─── Data supplied

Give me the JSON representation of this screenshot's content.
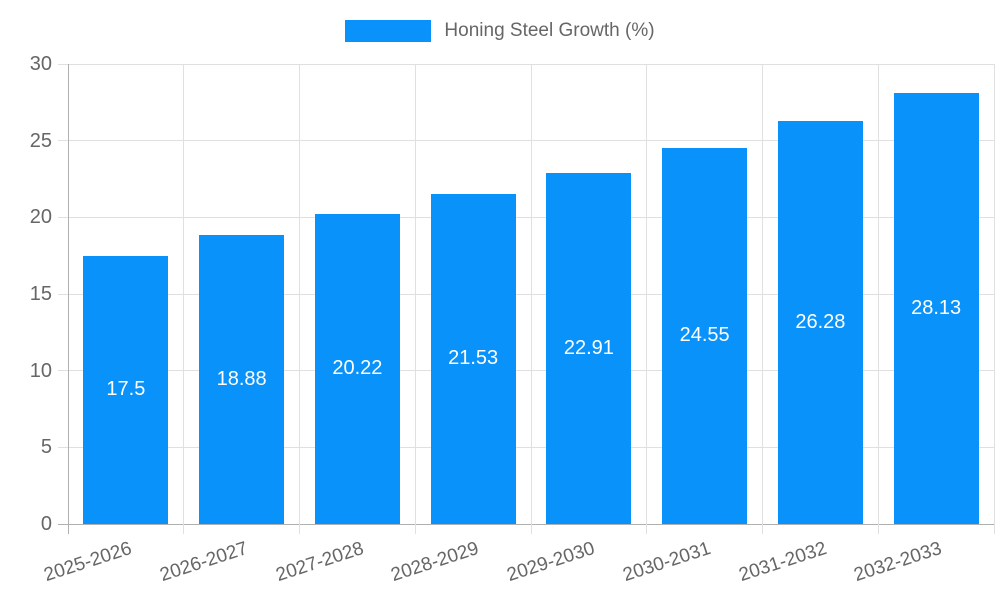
{
  "chart_data": {
    "type": "bar",
    "title": "",
    "legend_label": "Honing Steel Growth (%)",
    "legend_position": "top",
    "categories": [
      "2025-2026",
      "2026-2027",
      "2027-2028",
      "2028-2029",
      "2029-2030",
      "2030-2031",
      "2031-2032",
      "2032-2033"
    ],
    "values": [
      17.5,
      18.88,
      20.22,
      21.53,
      22.91,
      24.55,
      26.28,
      28.13
    ],
    "value_labels": [
      "17.5",
      "18.88",
      "20.22",
      "21.53",
      "22.91",
      "24.55",
      "26.28",
      "28.13"
    ],
    "xlabel": "",
    "ylabel": "",
    "ylim": [
      0,
      30
    ],
    "yticks": [
      0,
      5,
      10,
      15,
      20,
      25,
      30
    ],
    "grid": true,
    "colors": {
      "bar": "#0992fa",
      "grid": "#e0e0e0",
      "axis": "#b0b0b0",
      "tick_text": "#666666",
      "bar_label": "#ffffff",
      "background": "#ffffff"
    }
  }
}
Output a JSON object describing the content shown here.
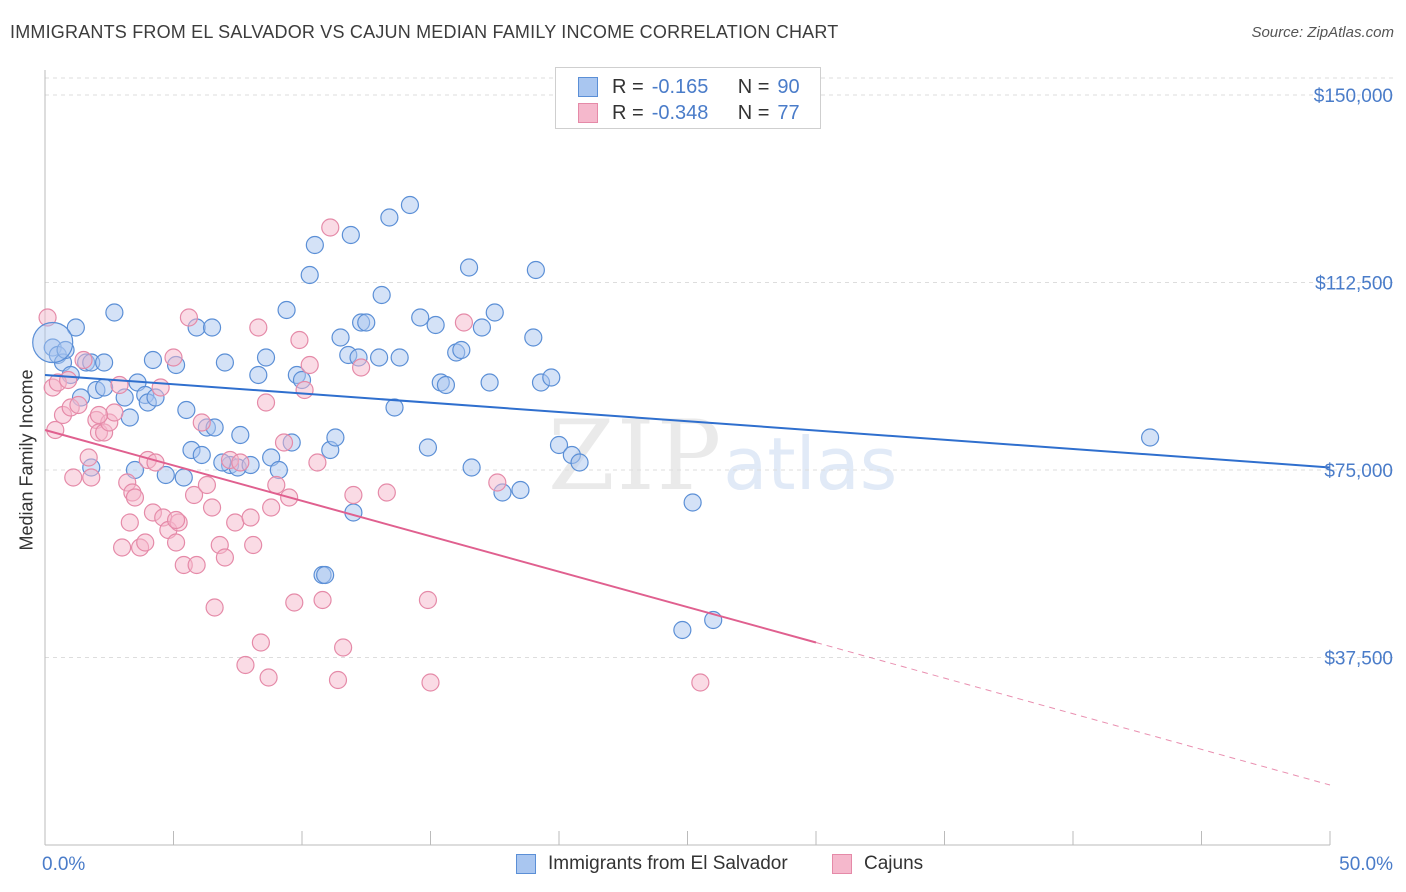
{
  "header": {
    "title": "IMMIGRANTS FROM EL SALVADOR VS CAJUN MEDIAN FAMILY INCOME CORRELATION CHART",
    "source": "Source: ZipAtlas.com"
  },
  "watermark": {
    "zip": "ZIP",
    "atlas": "atlas"
  },
  "colors": {
    "blue_fill": "#a9c6f0",
    "blue_stroke": "#5b8fd6",
    "blue_line": "#2f6fce",
    "pink_fill": "#f5b8cc",
    "pink_stroke": "#e58aa8",
    "pink_line": "#e0608f",
    "axis_text": "#4a7cc9",
    "grid": "#dddddd"
  },
  "legend": {
    "rows": [
      {
        "r_label": "R =",
        "r_value": "-0.165",
        "n_label": "N =",
        "n_value": "90"
      },
      {
        "r_label": "R =",
        "r_value": "-0.348",
        "n_label": "N =",
        "n_value": "77"
      }
    ]
  },
  "bottom_legend": {
    "series1": "Immigrants from El Salvador",
    "series2": "Cajuns"
  },
  "chart_data": {
    "type": "scatter",
    "title": "IMMIGRANTS FROM EL SALVADOR VS CAJUN MEDIAN FAMILY INCOME CORRELATION CHART",
    "xlabel": "",
    "ylabel": "Median Family Income",
    "xlim": [
      0,
      50
    ],
    "ylim": [
      0,
      155000
    ],
    "x_tick_labels": [
      "0.0%",
      "50.0%"
    ],
    "y_ticks": [
      37500,
      75000,
      112500,
      150000
    ],
    "y_tick_labels": [
      "$37,500",
      "$75,000",
      "$112,500",
      "$150,000"
    ],
    "grid": "horizontal dashed",
    "legend_position": "top-center",
    "series": [
      {
        "name": "Immigrants from El Salvador",
        "color": "#a9c6f0",
        "trend": {
          "x": [
            0,
            50
          ],
          "y": [
            94000,
            75500
          ],
          "style": "solid"
        },
        "points": [
          [
            0.3,
            99500
          ],
          [
            0.5,
            98000
          ],
          [
            0.7,
            96500
          ],
          [
            0.8,
            99000
          ],
          [
            1.0,
            94000
          ],
          [
            1.2,
            103500
          ],
          [
            1.4,
            89500
          ],
          [
            1.6,
            96500
          ],
          [
            1.8,
            96500
          ],
          [
            2.0,
            91000
          ],
          [
            2.3,
            91500
          ],
          [
            2.7,
            106500
          ],
          [
            3.1,
            89500
          ],
          [
            3.3,
            85500
          ],
          [
            3.6,
            92500
          ],
          [
            3.9,
            90000
          ],
          [
            4.0,
            88500
          ],
          [
            4.3,
            89500
          ],
          [
            4.2,
            97000
          ],
          [
            4.7,
            74000
          ],
          [
            5.1,
            96000
          ],
          [
            5.4,
            73500
          ],
          [
            5.5,
            87000
          ],
          [
            5.7,
            79000
          ],
          [
            5.9,
            103500
          ],
          [
            6.1,
            78000
          ],
          [
            6.3,
            83500
          ],
          [
            6.5,
            103500
          ],
          [
            6.6,
            83500
          ],
          [
            7.0,
            96500
          ],
          [
            7.2,
            76000
          ],
          [
            7.5,
            75500
          ],
          [
            7.6,
            82000
          ],
          [
            8.0,
            76000
          ],
          [
            8.3,
            94000
          ],
          [
            8.6,
            97500
          ],
          [
            8.8,
            77500
          ],
          [
            9.1,
            75000
          ],
          [
            9.4,
            107000
          ],
          [
            9.6,
            80500
          ],
          [
            9.8,
            94000
          ],
          [
            10.0,
            93000
          ],
          [
            10.3,
            114000
          ],
          [
            10.5,
            120000
          ],
          [
            10.8,
            54000
          ],
          [
            10.9,
            54000
          ],
          [
            11.1,
            79000
          ],
          [
            11.3,
            81500
          ],
          [
            11.5,
            101500
          ],
          [
            11.8,
            98000
          ],
          [
            11.9,
            122000
          ],
          [
            12.2,
            97500
          ],
          [
            12.3,
            104500
          ],
          [
            12.5,
            104500
          ],
          [
            13.0,
            97500
          ],
          [
            13.1,
            110000
          ],
          [
            13.4,
            125500
          ],
          [
            13.6,
            87500
          ],
          [
            13.8,
            97500
          ],
          [
            14.2,
            128000
          ],
          [
            14.6,
            105500
          ],
          [
            14.9,
            79500
          ],
          [
            15.2,
            104000
          ],
          [
            15.4,
            92500
          ],
          [
            15.6,
            92000
          ],
          [
            16.0,
            98500
          ],
          [
            16.2,
            99000
          ],
          [
            16.5,
            115500
          ],
          [
            16.6,
            75500
          ],
          [
            17.0,
            103500
          ],
          [
            17.3,
            92500
          ],
          [
            17.5,
            106500
          ],
          [
            17.8,
            70500
          ],
          [
            18.5,
            71000
          ],
          [
            19.0,
            101500
          ],
          [
            19.1,
            115000
          ],
          [
            19.3,
            92500
          ],
          [
            19.7,
            93500
          ],
          [
            20.0,
            80000
          ],
          [
            20.5,
            78000
          ],
          [
            20.8,
            76500
          ],
          [
            24.8,
            43000
          ],
          [
            25.2,
            68500
          ],
          [
            26.0,
            45000
          ],
          [
            43.0,
            81500
          ],
          [
            1.8,
            75500
          ],
          [
            3.5,
            75000
          ],
          [
            6.9,
            76500
          ],
          [
            12.0,
            66500
          ],
          [
            2.3,
            96500
          ]
        ]
      },
      {
        "name": "Cajuns",
        "color": "#f5b8cc",
        "trend": {
          "x": [
            0,
            30
          ],
          "y": [
            83000,
            40500
          ],
          "style": "solid",
          "extension": {
            "x": [
              30,
              50
            ],
            "y": [
              40500,
              12000
            ],
            "style": "dashed"
          }
        },
        "points": [
          [
            0.1,
            105500
          ],
          [
            0.3,
            91500
          ],
          [
            0.4,
            83000
          ],
          [
            0.5,
            92500
          ],
          [
            0.7,
            86000
          ],
          [
            0.9,
            93000
          ],
          [
            1.0,
            87500
          ],
          [
            1.1,
            73500
          ],
          [
            1.3,
            88000
          ],
          [
            1.5,
            97000
          ],
          [
            1.7,
            77500
          ],
          [
            1.8,
            73500
          ],
          [
            2.0,
            85000
          ],
          [
            2.1,
            82500
          ],
          [
            2.3,
            82500
          ],
          [
            2.5,
            84500
          ],
          [
            2.7,
            86500
          ],
          [
            2.9,
            92000
          ],
          [
            3.0,
            59500
          ],
          [
            3.2,
            72500
          ],
          [
            3.3,
            64500
          ],
          [
            3.4,
            70500
          ],
          [
            3.5,
            69500
          ],
          [
            3.7,
            59500
          ],
          [
            3.9,
            60500
          ],
          [
            4.0,
            77000
          ],
          [
            4.2,
            66500
          ],
          [
            4.3,
            76500
          ],
          [
            4.5,
            91500
          ],
          [
            4.6,
            65500
          ],
          [
            4.8,
            63000
          ],
          [
            5.0,
            97500
          ],
          [
            5.1,
            60500
          ],
          [
            5.2,
            64500
          ],
          [
            5.4,
            56000
          ],
          [
            5.6,
            105500
          ],
          [
            5.8,
            70000
          ],
          [
            5.9,
            56000
          ],
          [
            6.1,
            84500
          ],
          [
            6.3,
            72000
          ],
          [
            6.5,
            67500
          ],
          [
            6.6,
            47500
          ],
          [
            6.8,
            60000
          ],
          [
            7.0,
            57500
          ],
          [
            7.2,
            77000
          ],
          [
            7.4,
            64500
          ],
          [
            7.6,
            76500
          ],
          [
            7.8,
            36000
          ],
          [
            8.0,
            65500
          ],
          [
            8.1,
            60000
          ],
          [
            8.3,
            103500
          ],
          [
            8.4,
            40500
          ],
          [
            8.6,
            88500
          ],
          [
            8.7,
            33500
          ],
          [
            8.8,
            67500
          ],
          [
            9.0,
            72000
          ],
          [
            9.3,
            80500
          ],
          [
            9.5,
            69500
          ],
          [
            9.7,
            48500
          ],
          [
            9.9,
            101000
          ],
          [
            10.1,
            91000
          ],
          [
            10.3,
            96000
          ],
          [
            10.6,
            76500
          ],
          [
            10.8,
            49000
          ],
          [
            11.1,
            123500
          ],
          [
            11.4,
            33000
          ],
          [
            11.6,
            39500
          ],
          [
            12.0,
            70000
          ],
          [
            12.3,
            95500
          ],
          [
            13.3,
            70500
          ],
          [
            14.9,
            49000
          ],
          [
            15.0,
            32500
          ],
          [
            16.3,
            104500
          ],
          [
            17.6,
            72500
          ],
          [
            25.5,
            32500
          ],
          [
            5.1,
            65000
          ],
          [
            2.1,
            86000
          ]
        ]
      }
    ]
  }
}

──────

■ **Given task**:
Pick out the lines that have the word "name". Copy them all.

■ **Result**:
        "name": "Immigrants from El Salvador",
        "name": "Cajuns",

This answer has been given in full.